### Written problem
The records that follow must be reproduced in full, exactly as written.

### Data records
##########
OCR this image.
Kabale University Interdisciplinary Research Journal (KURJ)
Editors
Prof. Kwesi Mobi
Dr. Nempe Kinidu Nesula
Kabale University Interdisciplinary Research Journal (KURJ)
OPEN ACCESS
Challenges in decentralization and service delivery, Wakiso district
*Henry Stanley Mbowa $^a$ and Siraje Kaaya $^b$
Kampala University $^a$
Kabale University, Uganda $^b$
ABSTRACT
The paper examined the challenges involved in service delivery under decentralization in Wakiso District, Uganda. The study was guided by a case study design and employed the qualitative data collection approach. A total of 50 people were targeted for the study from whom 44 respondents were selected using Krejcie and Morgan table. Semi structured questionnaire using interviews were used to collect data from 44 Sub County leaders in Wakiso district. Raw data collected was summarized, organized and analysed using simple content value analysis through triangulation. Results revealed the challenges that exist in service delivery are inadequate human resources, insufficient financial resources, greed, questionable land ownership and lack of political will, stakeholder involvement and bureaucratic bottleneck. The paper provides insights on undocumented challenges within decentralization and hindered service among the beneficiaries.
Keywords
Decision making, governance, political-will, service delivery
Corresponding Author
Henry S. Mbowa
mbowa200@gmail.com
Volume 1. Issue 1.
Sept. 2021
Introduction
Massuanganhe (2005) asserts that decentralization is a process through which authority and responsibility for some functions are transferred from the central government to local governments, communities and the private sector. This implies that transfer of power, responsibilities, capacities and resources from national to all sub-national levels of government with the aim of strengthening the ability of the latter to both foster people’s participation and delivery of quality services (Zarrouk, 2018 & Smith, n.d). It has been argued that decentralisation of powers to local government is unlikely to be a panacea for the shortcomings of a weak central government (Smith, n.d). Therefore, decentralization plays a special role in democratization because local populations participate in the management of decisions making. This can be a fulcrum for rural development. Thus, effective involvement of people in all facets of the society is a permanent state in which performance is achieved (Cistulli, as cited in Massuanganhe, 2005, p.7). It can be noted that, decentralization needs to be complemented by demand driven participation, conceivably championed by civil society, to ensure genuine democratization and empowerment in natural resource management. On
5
##########
### Response
OCR this image.
Kabale University Interdisciplinary Research Journal (KURJ)
Editors
Prof. Kwesi Mobi
Dr. Nempe Kinidu Nesula
Kabale University Interdisciplinary Research Journal (KURJ)
OPEN ACCESS
Challenges in decentralization and service delivery, Wakiso district
*Henry Stanley Mbowa $^a$ and Siraje Kaaya $^b$
Kampala University $^a$
Kabale University, Uganda $^b$
ABSTRACT
The paper examined the challenges involved in service delivery under decentralization in Wakiso District, Uganda. The study was guided by a case study design and employed the qualitative data collection approach. A total of 50 people were targeted for the study from whom 44 respondents were selected using Krejcie and Morgan table. Semi structured questionnaire using interviews were used to collect data from 44 Sub County leaders in Wakiso district. Raw data collected was summarized, organized and analysed using simple content value analysis through triangulation. Results revealed the challenges that exist in service delivery are inadequate human resources, insufficient financial resources, greed, questionable land ownership and lack of political will, stakeholder involvement and bureaucratic bottleneck. The paper provides insights on undocumented challenges within decentralization and hindered service among the beneficiaries.
Keywords
Decision making, governance, political-will, service delivery
Corresponding Author
Henry S. Mbowa
mbowa200@gmail.com
Volume 1. Issue 1.
Sept. 2021
Introduction
Massuanganhe (2005) asserts that decentralization is a process through which authority and responsibility for some functions are transferred from the central government to local governments, communities and the private sector. This implies that transfer of power, responsibilities, capacities and resources from national to all sub-national levels of government with the aim of strengthening the ability of the latter to both foster people’s participation and delivery of quality services (Zarrouk, 2018 & Smith, n.d). It has been argued that decentralisation of powers to local government is unlikely to be a panacea for the shortcomings of a weak central government (Smith, n.d). Therefore, decentralization plays a special role in democratization because local populations participate in the management of decisions making. This can be a fulcrum for rural development. Thus, effective involvement of people in all facets of the society is a permanent state in which performance is achieved (Cistulli, as cited in Massuanganhe, 2005, p.7). It can be noted that, decentralization needs to be complemented by demand driven participation, conceivably championed by civil society, to ensure genuine democratization and empowerment in natural resource management. On
5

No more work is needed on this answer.